### [WHAT TO DO]
Write out everything from the start of the records down to the line containing "- text-line: 中人共同的向往。: [145, 997, 317, 1022]", keeping each line exactly the same and including both ends.

### [ITEMS]
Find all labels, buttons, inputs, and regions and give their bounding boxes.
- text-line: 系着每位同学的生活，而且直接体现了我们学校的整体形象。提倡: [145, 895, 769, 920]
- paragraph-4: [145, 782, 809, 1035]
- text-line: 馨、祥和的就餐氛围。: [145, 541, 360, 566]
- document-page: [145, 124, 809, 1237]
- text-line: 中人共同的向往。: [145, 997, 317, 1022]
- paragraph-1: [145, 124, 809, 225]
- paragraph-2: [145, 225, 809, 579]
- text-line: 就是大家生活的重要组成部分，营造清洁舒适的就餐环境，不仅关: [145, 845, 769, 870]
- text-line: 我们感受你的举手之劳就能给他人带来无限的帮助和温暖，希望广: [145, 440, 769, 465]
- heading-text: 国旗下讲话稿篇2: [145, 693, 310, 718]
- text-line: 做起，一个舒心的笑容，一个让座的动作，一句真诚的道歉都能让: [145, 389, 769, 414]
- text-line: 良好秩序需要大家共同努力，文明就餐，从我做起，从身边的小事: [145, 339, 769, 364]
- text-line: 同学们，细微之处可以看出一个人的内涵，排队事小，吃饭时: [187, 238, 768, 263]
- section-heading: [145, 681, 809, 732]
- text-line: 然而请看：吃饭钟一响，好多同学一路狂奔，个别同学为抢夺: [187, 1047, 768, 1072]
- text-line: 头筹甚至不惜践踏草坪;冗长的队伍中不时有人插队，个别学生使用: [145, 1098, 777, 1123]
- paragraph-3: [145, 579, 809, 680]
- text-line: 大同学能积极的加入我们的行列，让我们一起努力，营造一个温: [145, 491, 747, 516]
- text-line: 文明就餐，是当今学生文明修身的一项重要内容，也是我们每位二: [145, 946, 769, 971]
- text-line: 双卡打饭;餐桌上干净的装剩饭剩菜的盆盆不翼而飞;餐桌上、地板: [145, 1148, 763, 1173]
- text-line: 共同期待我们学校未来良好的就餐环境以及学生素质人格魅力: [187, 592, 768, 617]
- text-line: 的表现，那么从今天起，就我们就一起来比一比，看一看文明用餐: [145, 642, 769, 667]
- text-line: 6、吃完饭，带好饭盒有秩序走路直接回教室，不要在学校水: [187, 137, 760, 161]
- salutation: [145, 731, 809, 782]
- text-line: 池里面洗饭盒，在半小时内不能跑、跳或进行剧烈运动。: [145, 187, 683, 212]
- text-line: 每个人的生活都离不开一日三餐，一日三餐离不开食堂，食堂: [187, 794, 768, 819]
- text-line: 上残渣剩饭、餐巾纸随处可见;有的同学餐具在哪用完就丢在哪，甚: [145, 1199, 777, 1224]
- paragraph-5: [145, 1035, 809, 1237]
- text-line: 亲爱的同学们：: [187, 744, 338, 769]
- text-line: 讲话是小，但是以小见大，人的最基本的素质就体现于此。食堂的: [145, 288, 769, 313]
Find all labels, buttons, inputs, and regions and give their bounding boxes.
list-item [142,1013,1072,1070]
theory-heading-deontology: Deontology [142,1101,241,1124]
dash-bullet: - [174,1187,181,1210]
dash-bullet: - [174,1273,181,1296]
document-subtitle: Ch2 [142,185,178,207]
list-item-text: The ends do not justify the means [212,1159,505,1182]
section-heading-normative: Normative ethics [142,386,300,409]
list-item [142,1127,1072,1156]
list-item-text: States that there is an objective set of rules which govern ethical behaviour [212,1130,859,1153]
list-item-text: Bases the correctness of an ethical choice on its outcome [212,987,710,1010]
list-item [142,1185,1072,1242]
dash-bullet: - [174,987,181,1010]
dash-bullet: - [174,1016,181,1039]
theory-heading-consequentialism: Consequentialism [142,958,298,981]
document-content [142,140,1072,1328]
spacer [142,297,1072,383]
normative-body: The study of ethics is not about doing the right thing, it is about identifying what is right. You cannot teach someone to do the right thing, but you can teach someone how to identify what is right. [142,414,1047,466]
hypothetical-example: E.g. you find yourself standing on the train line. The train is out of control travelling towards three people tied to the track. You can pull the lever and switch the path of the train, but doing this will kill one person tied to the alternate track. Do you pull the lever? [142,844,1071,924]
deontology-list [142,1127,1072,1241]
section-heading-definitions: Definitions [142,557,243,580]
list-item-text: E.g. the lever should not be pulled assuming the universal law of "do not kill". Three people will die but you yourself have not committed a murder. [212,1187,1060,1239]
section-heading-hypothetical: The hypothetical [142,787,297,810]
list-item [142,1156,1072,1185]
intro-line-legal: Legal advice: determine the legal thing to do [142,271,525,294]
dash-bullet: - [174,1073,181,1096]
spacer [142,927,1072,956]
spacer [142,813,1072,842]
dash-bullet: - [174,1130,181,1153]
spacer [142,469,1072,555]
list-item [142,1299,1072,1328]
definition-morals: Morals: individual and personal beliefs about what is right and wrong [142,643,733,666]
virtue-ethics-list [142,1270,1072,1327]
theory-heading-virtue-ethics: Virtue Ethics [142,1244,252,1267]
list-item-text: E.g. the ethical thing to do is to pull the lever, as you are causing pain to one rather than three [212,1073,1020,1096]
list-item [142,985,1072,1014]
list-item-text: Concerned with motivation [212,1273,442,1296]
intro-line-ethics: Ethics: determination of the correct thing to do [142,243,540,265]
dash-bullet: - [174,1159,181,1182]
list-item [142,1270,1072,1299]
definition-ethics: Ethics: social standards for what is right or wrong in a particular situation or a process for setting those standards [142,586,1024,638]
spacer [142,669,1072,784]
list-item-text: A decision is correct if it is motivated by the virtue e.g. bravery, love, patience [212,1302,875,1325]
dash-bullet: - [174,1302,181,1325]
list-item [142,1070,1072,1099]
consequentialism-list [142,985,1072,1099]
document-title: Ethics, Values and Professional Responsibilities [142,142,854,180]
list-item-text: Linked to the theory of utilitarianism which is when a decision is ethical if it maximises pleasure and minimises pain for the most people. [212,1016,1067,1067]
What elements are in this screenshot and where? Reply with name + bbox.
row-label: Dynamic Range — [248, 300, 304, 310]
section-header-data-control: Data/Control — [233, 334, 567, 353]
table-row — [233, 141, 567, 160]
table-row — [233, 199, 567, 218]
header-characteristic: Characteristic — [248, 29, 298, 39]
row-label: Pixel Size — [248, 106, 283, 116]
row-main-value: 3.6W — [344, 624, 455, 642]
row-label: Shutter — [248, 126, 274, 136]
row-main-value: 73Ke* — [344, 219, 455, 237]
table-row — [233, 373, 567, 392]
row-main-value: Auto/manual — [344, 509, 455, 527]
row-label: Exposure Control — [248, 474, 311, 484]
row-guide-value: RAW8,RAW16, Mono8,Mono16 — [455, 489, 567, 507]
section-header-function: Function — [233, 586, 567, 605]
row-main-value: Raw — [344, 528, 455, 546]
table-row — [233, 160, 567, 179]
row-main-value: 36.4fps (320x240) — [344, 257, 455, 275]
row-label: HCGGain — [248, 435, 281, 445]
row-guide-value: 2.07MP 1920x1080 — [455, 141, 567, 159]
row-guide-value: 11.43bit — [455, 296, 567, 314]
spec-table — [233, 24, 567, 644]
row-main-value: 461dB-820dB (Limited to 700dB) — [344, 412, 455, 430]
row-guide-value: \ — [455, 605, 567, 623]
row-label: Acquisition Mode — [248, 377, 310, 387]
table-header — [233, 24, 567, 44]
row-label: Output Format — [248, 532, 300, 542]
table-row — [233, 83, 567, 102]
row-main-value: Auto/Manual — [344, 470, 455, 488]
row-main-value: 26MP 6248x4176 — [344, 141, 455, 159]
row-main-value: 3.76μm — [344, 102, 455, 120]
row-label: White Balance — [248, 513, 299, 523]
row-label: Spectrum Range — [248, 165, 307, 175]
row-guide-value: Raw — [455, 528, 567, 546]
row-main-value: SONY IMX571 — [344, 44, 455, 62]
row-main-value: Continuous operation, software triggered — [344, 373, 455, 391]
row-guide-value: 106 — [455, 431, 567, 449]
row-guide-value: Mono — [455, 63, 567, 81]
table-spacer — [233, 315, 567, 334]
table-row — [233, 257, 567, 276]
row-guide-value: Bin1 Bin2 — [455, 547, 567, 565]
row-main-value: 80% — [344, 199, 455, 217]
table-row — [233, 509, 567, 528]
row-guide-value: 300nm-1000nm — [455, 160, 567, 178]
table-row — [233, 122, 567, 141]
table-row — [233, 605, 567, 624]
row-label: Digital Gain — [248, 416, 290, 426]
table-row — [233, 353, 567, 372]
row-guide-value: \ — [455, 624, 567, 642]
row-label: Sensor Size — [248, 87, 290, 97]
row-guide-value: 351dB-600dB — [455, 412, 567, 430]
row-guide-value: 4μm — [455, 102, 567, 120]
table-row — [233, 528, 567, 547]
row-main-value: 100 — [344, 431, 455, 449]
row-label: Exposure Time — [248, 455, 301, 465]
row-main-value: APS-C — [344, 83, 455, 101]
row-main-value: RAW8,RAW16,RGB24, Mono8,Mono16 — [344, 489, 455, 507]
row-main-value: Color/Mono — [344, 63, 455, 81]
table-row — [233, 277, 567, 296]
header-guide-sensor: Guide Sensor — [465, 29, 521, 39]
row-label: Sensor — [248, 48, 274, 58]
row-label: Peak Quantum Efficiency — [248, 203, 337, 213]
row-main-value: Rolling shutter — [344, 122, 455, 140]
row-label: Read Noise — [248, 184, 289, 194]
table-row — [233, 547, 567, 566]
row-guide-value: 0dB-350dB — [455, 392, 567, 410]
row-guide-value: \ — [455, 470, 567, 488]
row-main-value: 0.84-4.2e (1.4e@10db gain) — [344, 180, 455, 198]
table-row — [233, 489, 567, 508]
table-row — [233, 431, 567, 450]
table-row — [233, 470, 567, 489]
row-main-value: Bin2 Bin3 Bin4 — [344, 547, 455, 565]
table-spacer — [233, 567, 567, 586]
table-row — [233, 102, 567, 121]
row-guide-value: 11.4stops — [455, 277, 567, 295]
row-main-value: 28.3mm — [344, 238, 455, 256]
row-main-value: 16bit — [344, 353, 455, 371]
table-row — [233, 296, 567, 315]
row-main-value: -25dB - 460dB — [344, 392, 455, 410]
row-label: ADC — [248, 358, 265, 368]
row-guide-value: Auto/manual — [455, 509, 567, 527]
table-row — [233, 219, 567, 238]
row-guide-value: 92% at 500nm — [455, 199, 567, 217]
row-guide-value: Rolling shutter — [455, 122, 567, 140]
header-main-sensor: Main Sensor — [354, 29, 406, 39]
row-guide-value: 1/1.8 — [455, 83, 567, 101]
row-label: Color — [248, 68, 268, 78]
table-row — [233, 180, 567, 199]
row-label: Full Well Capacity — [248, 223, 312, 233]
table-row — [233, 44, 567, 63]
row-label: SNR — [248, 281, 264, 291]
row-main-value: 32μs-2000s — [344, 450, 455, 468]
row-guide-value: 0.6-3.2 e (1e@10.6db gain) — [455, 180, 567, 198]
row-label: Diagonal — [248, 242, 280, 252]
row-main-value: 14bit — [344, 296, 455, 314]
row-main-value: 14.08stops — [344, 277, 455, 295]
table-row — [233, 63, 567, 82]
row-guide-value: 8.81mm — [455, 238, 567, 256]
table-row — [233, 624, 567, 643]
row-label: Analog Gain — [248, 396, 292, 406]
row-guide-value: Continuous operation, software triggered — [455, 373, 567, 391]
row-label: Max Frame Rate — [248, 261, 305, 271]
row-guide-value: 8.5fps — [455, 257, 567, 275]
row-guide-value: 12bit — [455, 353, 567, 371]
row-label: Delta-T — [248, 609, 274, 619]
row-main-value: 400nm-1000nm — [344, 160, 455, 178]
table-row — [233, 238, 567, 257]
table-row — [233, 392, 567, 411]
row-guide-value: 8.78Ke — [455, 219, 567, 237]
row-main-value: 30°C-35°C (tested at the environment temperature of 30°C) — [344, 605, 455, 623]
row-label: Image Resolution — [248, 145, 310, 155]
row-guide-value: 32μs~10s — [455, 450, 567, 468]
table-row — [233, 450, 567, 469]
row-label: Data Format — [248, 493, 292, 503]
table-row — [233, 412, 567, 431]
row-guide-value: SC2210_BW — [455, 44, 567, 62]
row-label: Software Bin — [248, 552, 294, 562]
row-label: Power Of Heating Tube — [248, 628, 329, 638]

### [RESPONSE TO THIS TASK]
Find all labels, buttons, inputs, and regions and give their bounding boxes.
- text-line: 系着每位同学的生活，而且直接体现了我们学校的整体形象。提倡: [145, 895, 769, 920]
- paragraph-4: [145, 782, 809, 1035]
- text-line: 馨、祥和的就餐氛围。: [145, 541, 360, 566]
- document-page: [145, 124, 809, 1237]
- text-line: 中人共同的向往。: [145, 997, 317, 1022]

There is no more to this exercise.